**The input**
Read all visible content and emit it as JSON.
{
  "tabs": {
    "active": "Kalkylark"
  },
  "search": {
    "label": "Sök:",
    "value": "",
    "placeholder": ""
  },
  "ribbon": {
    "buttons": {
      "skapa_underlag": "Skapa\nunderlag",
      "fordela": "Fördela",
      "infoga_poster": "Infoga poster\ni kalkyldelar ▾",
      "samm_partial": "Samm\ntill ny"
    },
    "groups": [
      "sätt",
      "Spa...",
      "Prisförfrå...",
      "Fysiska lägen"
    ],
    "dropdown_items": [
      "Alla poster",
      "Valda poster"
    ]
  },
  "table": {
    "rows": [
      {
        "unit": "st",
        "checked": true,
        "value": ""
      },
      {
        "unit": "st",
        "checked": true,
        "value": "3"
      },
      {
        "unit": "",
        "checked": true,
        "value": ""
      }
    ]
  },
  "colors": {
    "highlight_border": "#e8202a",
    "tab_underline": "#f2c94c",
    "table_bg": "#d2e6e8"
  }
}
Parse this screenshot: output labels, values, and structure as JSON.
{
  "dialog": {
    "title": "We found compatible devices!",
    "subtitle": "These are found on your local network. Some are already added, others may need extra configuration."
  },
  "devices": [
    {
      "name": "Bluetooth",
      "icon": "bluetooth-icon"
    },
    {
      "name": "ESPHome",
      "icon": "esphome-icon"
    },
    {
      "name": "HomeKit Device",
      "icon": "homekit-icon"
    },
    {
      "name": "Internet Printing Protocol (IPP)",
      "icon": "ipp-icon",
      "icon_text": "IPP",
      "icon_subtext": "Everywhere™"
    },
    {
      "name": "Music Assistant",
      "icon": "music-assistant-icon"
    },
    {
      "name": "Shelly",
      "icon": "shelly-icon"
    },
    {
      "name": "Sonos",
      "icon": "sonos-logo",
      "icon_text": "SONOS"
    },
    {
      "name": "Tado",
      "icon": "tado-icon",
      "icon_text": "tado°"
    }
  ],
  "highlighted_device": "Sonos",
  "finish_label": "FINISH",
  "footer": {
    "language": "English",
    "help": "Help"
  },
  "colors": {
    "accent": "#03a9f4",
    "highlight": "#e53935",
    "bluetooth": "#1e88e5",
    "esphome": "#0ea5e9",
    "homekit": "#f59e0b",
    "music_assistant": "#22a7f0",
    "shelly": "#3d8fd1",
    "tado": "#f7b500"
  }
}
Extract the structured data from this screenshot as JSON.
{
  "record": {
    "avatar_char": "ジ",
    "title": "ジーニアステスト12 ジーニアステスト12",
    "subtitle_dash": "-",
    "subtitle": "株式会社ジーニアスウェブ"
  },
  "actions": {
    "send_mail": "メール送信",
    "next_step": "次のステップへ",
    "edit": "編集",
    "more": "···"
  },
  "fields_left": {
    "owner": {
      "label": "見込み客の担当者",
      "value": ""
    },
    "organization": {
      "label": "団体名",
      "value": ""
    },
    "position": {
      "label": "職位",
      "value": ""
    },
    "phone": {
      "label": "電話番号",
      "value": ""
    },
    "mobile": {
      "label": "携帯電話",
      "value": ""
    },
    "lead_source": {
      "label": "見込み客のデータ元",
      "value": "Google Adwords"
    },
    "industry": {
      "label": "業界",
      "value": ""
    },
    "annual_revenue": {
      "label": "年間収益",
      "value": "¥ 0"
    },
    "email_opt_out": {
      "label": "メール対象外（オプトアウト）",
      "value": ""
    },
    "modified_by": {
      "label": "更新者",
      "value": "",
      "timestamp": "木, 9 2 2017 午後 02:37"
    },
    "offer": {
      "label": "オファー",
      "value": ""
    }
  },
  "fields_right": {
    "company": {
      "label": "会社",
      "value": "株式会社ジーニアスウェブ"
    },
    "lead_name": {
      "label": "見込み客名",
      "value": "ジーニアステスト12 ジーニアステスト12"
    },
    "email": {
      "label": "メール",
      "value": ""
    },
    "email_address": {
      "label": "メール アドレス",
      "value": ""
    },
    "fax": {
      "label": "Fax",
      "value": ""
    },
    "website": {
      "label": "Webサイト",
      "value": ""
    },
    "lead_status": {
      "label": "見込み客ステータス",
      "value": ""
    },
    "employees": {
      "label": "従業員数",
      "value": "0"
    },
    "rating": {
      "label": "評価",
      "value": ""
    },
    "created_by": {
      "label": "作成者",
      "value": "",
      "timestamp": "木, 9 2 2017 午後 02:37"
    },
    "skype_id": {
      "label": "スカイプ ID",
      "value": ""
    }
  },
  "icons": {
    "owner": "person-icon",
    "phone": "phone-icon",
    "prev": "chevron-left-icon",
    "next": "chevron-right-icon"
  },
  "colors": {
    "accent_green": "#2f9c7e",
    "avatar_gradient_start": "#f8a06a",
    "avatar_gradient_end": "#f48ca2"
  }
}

**Exercise goal**
Could you transcribe the records in full, exactly?

**Answer to this problem**
Read all visible content and emit it as JSON.
{
  "tabs": {
    "active": "Kalkylark"
  },
  "search": {
    "label": "Sök:",
    "value": "",
    "placeholder": ""
  },
  "ribbon": {
    "buttons": {
      "skapa_underlag": "Skapa\nunderlag",
      "fordela": "Fördela",
      "infoga_poster": "Infoga poster\ni kalkyldelar ▾",
      "samm_partial": "Samm\ntill ny"
    },
    "groups": [
      "sätt",
      "Spa...",
      "Prisförfrå...",
      "Fysiska lägen"
    ],
    "dropdown_items": [
      "Alla poster",
      "Valda poster"
    ]
  },
  "table": {
    "rows": [
      {
        "unit": "st",
        "checked": true,
        "value": ""
      },
      {
        "unit": "st",
        "checked": true,
        "value": "3"
      },
      {
        "unit": "",
        "checked": true,
        "value": ""
      }
    ]
  },
  "colors": {
    "highlight_border": "#e8202a",
    "tab_underline": "#f2c94c",
    "table_bg": "#d2e6e8"
  }
}
Parse this screenshot: output labels, values, and structure as JSON.
{
  "dialog": {
    "title": "We found compatible devices!",
    "subtitle": "These are found on your local network. Some are already added, others may need extra configuration."
  },
  "devices": [
    {
      "name": "Bluetooth",
      "icon": "bluetooth-icon"
    },
    {
      "name": "ESPHome",
      "icon": "esphome-icon"
    },
    {
      "name": "HomeKit Device",
      "icon": "homekit-icon"
    },
    {
      "name": "Internet Printing Protocol (IPP)",
      "icon": "ipp-icon",
      "icon_text": "IPP",
      "icon_subtext": "Everywhere™"
    },
    {
      "name": "Music Assistant",
      "icon": "music-assistant-icon"
    },
    {
      "name": "Shelly",
      "icon": "shelly-icon"
    },
    {
      "name": "Sonos",
      "icon": "sonos-logo",
      "icon_text": "SONOS"
    },
    {
      "name": "Tado",
      "icon": "tado-icon",
      "icon_text": "tado°"
    }
  ],
  "highlighted_device": "Sonos",
  "finish_label": "FINISH",
  "footer": {
    "language": "English",
    "help": "Help"
  },
  "colors": {
    "accent": "#03a9f4",
    "highlight": "#e53935",
    "bluetooth": "#1e88e5",
    "esphome": "#0ea5e9",
    "homekit": "#f59e0b",
    "music_assistant": "#22a7f0",
    "shelly": "#3d8fd1",
    "tado": "#f7b500"
  }
}
Extract the structured data from this screenshot as JSON.
{
  "record": {
    "avatar_char": "ジ",
    "title": "ジーニアステスト12 ジーニアステスト12",
    "subtitle_dash": "-",
    "subtitle": "株式会社ジーニアスウェブ"
  },
  "actions": {
    "send_mail": "メール送信",
    "next_step": "次のステップへ",
    "edit": "編集",
    "more": "···"
  },
  "fields_left": {
    "owner": {
      "label": "見込み客の担当者",
      "value": ""
    },
    "organization": {
      "label": "団体名",
      "value": ""
    },
    "position": {
      "label": "職位",
      "value": ""
    },
    "phone": {
      "label": "電話番号",
      "value": ""
    },
    "mobile": {
      "label": "携帯電話",
      "value": ""
    },
    "lead_source": {
      "label": "見込み客のデータ元",
      "value": "Google Adwords"
    },
    "industry": {
      "label": "業界",
      "value": ""
    },
    "annual_revenue": {
      "label": "年間収益",
      "value": "¥ 0"
    },
    "email_opt_out": {
      "label": "メール対象外（オプトアウト）",
      "value": ""
    },
    "modified_by": {
      "label": "更新者",
      "value": "",
      "timestamp": "木, 9 2 2017 午後 02:37"
    },
    "offer": {
      "label": "オファー",
      "value": ""
    }
  },
  "fields_right": {
    "company": {
      "label": "会社",
      "value": "株式会社ジーニアスウェブ"
    },
    "lead_name": {
      "label": "見込み客名",
      "value": "ジーニアステスト12 ジーニアステスト12"
    },
    "email": {
      "label": "メール",
      "value": ""
    },
    "email_address": {
      "label": "メール アドレス",
      "value": ""
    },
    "fax": {
      "label": "Fax",
      "value": ""
    },
    "website": {
      "label": "Webサイト",
      "value": ""
    },
    "lead_status": {
      "label": "見込み客ステータス",
      "value": ""
    },
    "employees": {
      "label": "従業員数",
      "value": "0"
    },
    "rating": {
      "label": "評価",
      "value": ""
    },
    "created_by": {
      "label": "作成者",
      "value": "",
      "timestamp": "木, 9 2 2017 午後 02:37"
    },
    "skype_id": {
      "label": "スカイプ ID",
      "value": ""
    }
  },
  "icons": {
    "owner": "person-icon",
    "phone": "phone-icon",
    "prev": "chevron-left-icon",
    "next": "chevron-right-icon"
  },
  "colors": {
    "accent_green": "#2f9c7e",
    "avatar_gradient_start": "#f8a06a",
    "avatar_gradient_end": "#f48ca2"
  }
}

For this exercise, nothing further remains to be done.